■ **Problem requirements**
Pictures don't belong in the copy; print all the records exactly.

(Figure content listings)
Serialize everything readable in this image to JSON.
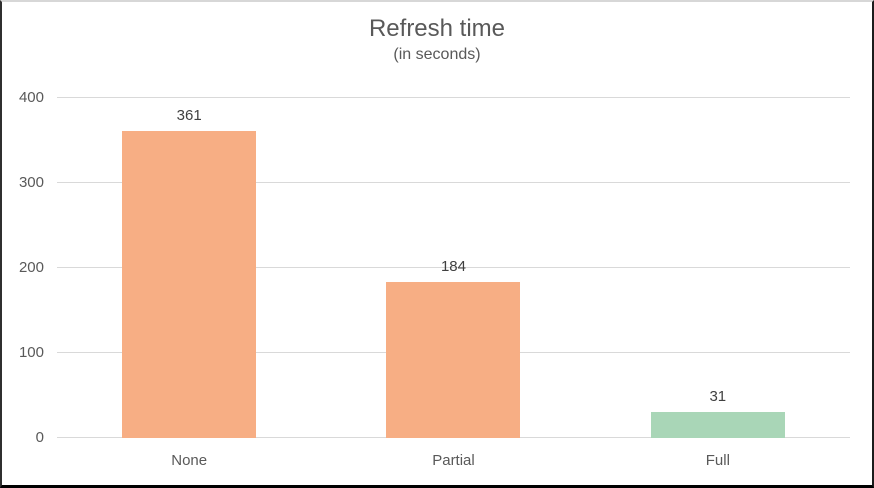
{
  "chart_data": {
    "type": "bar",
    "title": "Refresh time",
    "subtitle": "(in seconds)",
    "categories": [
      "None",
      "Partial",
      "Full"
    ],
    "values": [
      361,
      184,
      31
    ],
    "bar_colors": [
      "#F7AE84",
      "#F7AE84",
      "#A9D6B7"
    ],
    "xlabel": "",
    "ylabel": "",
    "ylim": [
      0,
      400
    ],
    "yticks": [
      0,
      100,
      200,
      300,
      400
    ],
    "grid": true,
    "legend": "none",
    "colors": {
      "gridline": "#D9D9D9",
      "axis_text": "#595959",
      "value_label": "#404040",
      "title_text": "#595959",
      "background": "#FFFFFF",
      "frame_border": "#000000"
    }
  }
}
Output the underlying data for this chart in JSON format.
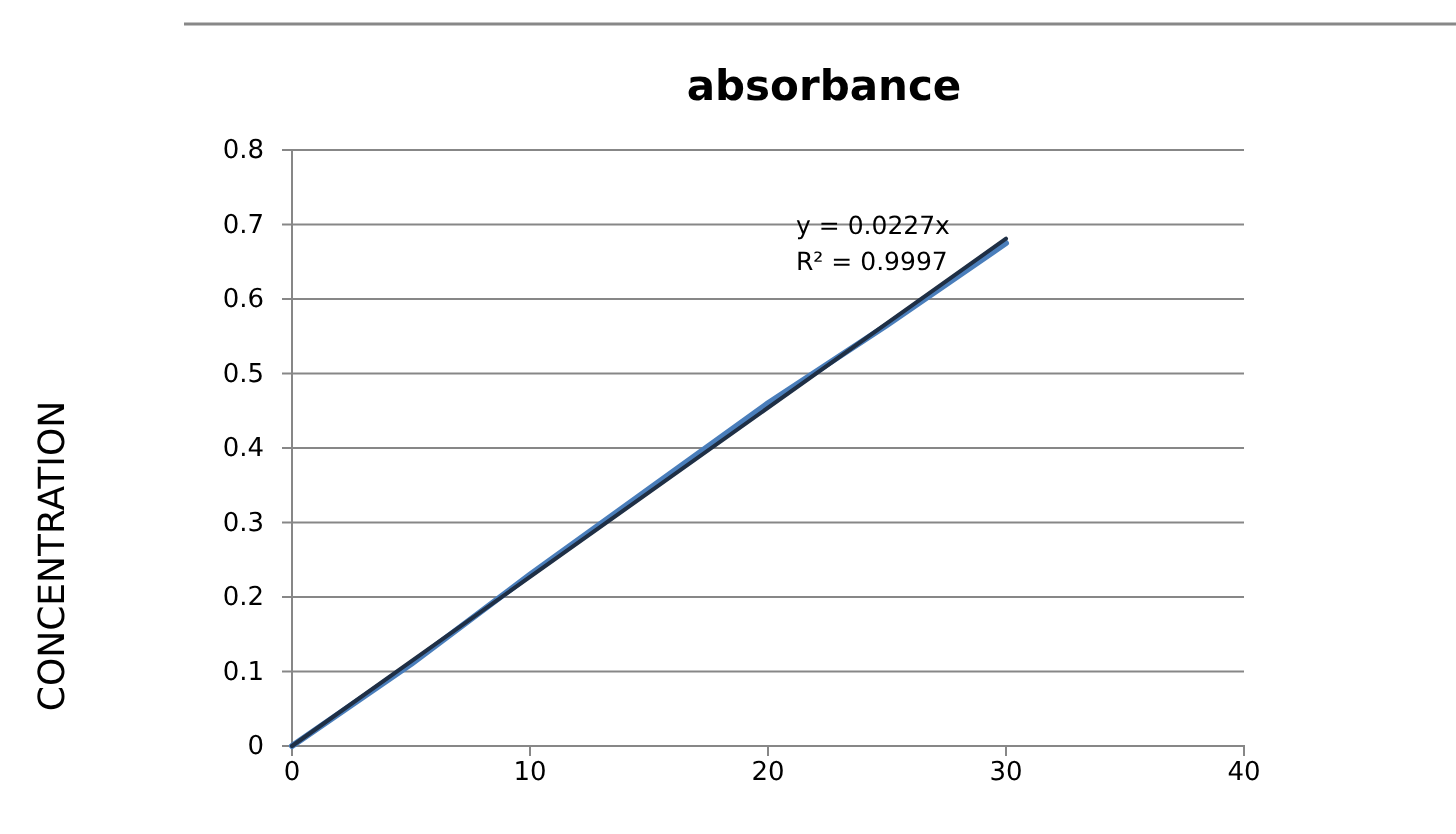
{
  "chart_data": {
    "type": "line",
    "title": "absorbance",
    "ylabel": "CONCENTRATION",
    "x": [
      0,
      5,
      10,
      15,
      20,
      25,
      30
    ],
    "series": [
      {
        "color": "#4a7ebb",
        "values": [
          0,
          0.11,
          0.23,
          0.345,
          0.46,
          0.565,
          0.675
        ]
      },
      {
        "type": "line",
        "color": "#1f2f45",
        "x": [
          0,
          30
        ],
        "values": [
          0,
          0.681
        ]
      }
    ],
    "xlim": [
      0,
      40
    ],
    "xticks": [
      0,
      10,
      20,
      30,
      40
    ],
    "ylim": [
      0,
      0.8
    ],
    "yticks": [
      0,
      0.1,
      0.2,
      0.3,
      0.4,
      0.5,
      0.6,
      0.7,
      0.8
    ],
    "grid": "y",
    "marker": "none",
    "line_style": "solid",
    "annotations": [
      "y = 0.0227x",
      "R² = 0.9997"
    ]
  }
}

■ **Task solution**
Serialize everything readable in this image to JSON.
{
  "chart_data": {
    "type": "bar",
    "title": "Refresh time",
    "subtitle": "(in seconds)",
    "categories": [
      "None",
      "Partial",
      "Full"
    ],
    "values": [
      361,
      184,
      31
    ],
    "bar_colors": [
      "#F7AE84",
      "#F7AE84",
      "#A9D6B7"
    ],
    "xlabel": "",
    "ylabel": "",
    "ylim": [
      0,
      400
    ],
    "yticks": [
      0,
      100,
      200,
      300,
      400
    ],
    "grid": true,
    "legend": "none",
    "colors": {
      "gridline": "#D9D9D9",
      "axis_text": "#595959",
      "value_label": "#404040",
      "title_text": "#595959",
      "background": "#FFFFFF",
      "frame_border": "#000000"
    }
  }
}
Output the underlying data for this chart in JSON format.
{
  "chart_data": {
    "type": "line",
    "title": "absorbance",
    "ylabel": "CONCENTRATION",
    "x": [
      0,
      5,
      10,
      15,
      20,
      25,
      30
    ],
    "series": [
      {
        "color": "#4a7ebb",
        "values": [
          0,
          0.11,
          0.23,
          0.345,
          0.46,
          0.565,
          0.675
        ]
      },
      {
        "type": "line",
        "color": "#1f2f45",
        "x": [
          0,
          30
        ],
        "values": [
          0,
          0.681
        ]
      }
    ],
    "xlim": [
      0,
      40
    ],
    "xticks": [
      0,
      10,
      20,
      30,
      40
    ],
    "ylim": [
      0,
      0.8
    ],
    "yticks": [
      0,
      0.1,
      0.2,
      0.3,
      0.4,
      0.5,
      0.6,
      0.7,
      0.8
    ],
    "grid": "y",
    "marker": "none",
    "line_style": "solid",
    "annotations": [
      "y = 0.0227x",
      "R² = 0.9997"
    ]
  }
}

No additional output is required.